## Brief
The records should be repeated word for word, pictures excluded.

## Record list
● ● ● ● ●

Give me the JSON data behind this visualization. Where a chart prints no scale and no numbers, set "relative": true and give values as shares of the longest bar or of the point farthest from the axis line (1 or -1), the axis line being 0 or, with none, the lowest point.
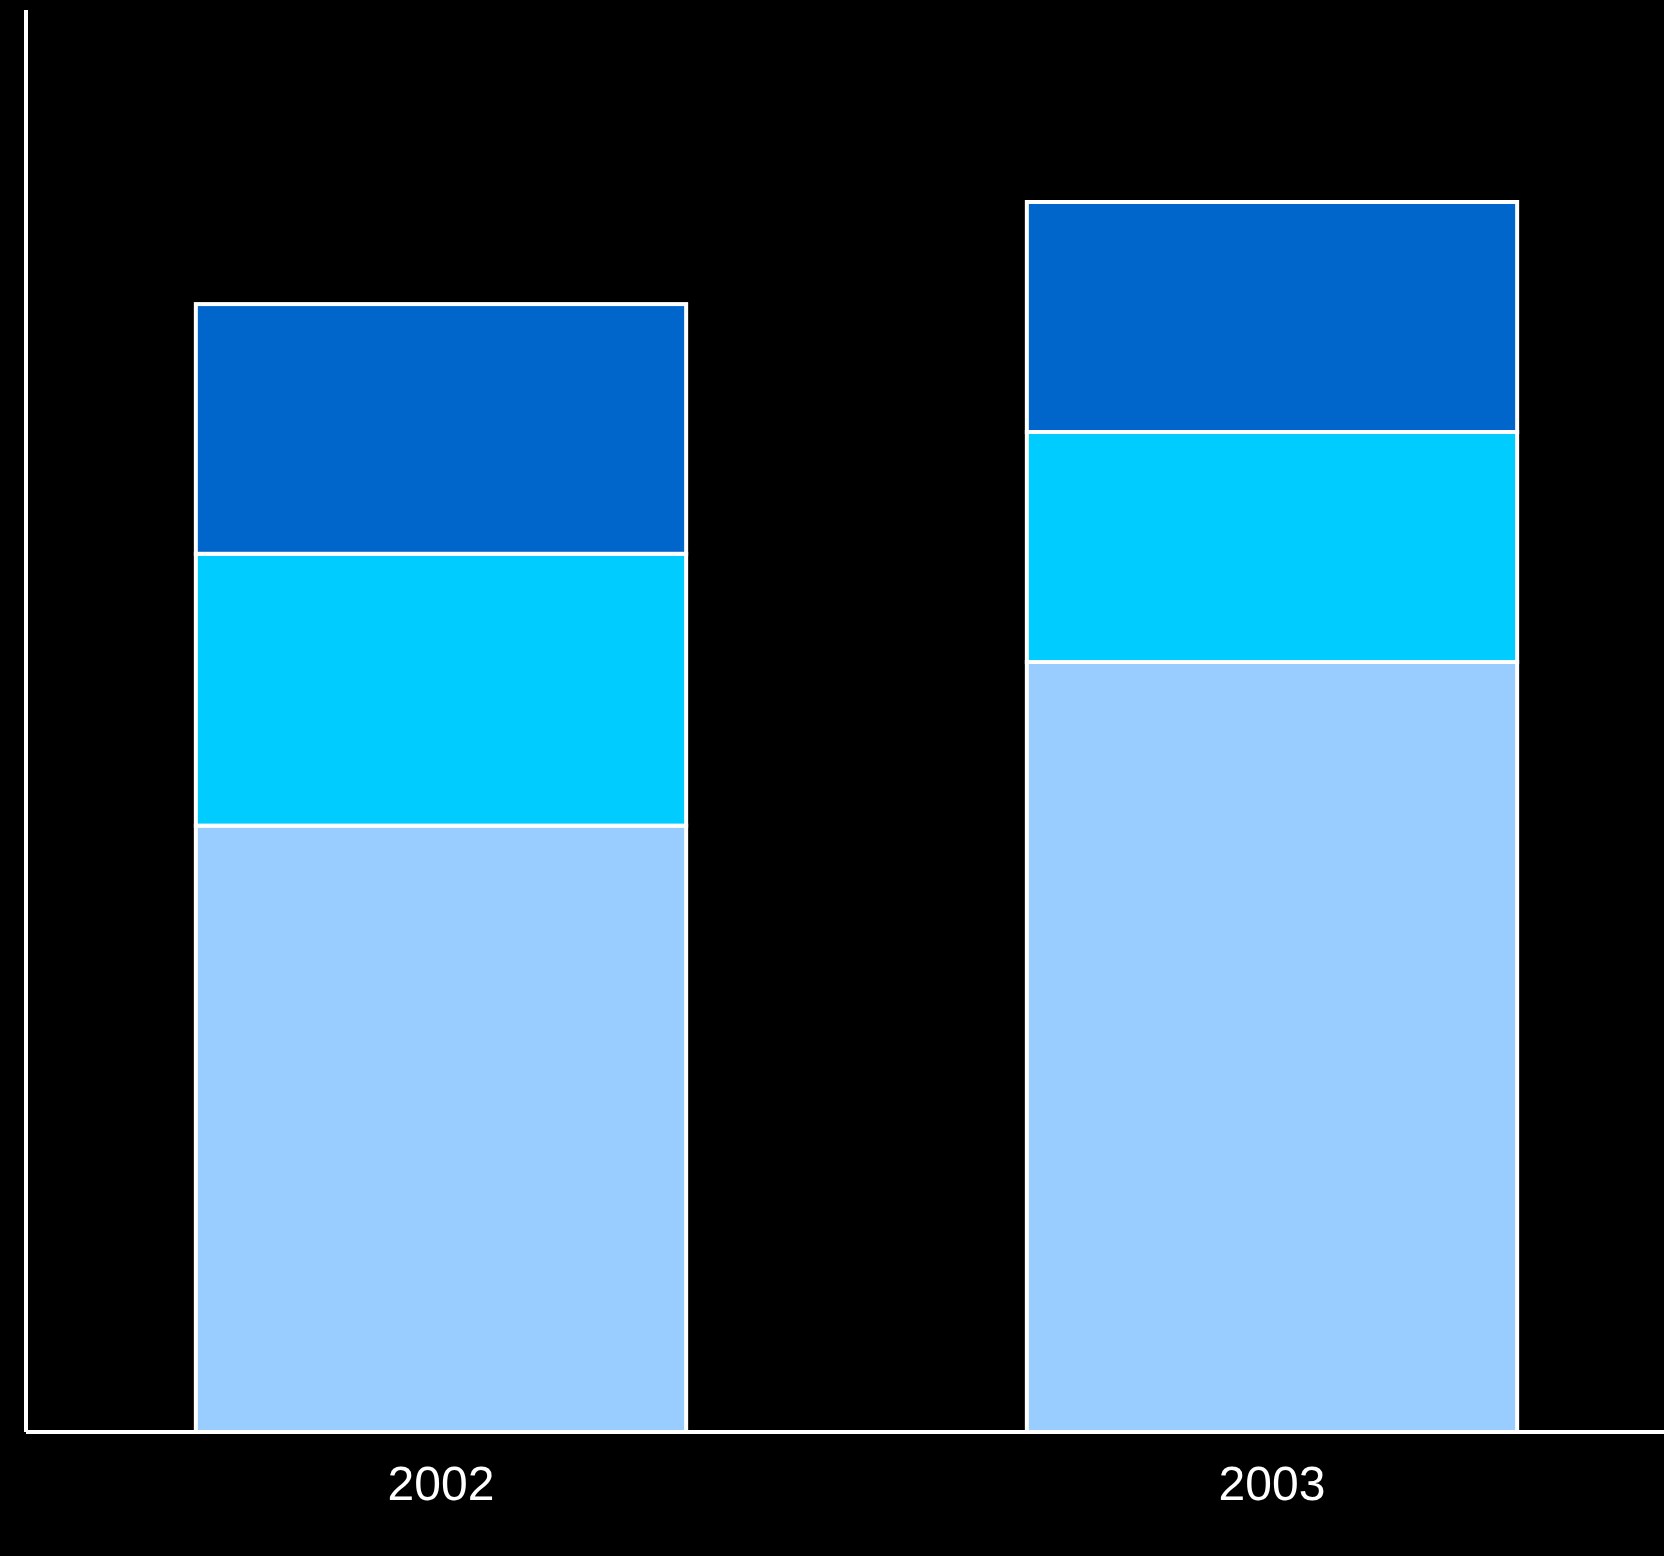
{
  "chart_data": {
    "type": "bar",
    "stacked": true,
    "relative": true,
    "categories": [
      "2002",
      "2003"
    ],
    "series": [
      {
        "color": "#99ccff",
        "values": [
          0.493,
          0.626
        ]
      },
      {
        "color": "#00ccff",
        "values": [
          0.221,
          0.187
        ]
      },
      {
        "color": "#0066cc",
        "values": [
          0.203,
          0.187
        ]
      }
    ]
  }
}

● ● ● ● ●

## Problem solution
Give me the JSON data behind this visualization. Where a chart prints no scale and no numbers, set "relative": true and give values as shares of the longest bar or of the point farthest from the axis line (1 or -1), the axis line being 0 or, with none, the lowest point.
{
  "chart_data": {
    "type": "bar",
    "stacked": true,
    "relative": true,
    "categories": [
      "2002",
      "2003"
    ],
    "series": [
      {
        "color": "#99ccff",
        "values": [
          0.493,
          0.626
        ]
      },
      {
        "color": "#00ccff",
        "values": [
          0.221,
          0.187
        ]
      },
      {
        "color": "#0066cc",
        "values": [
          0.203,
          0.187
        ]
      }
    ]
  }
}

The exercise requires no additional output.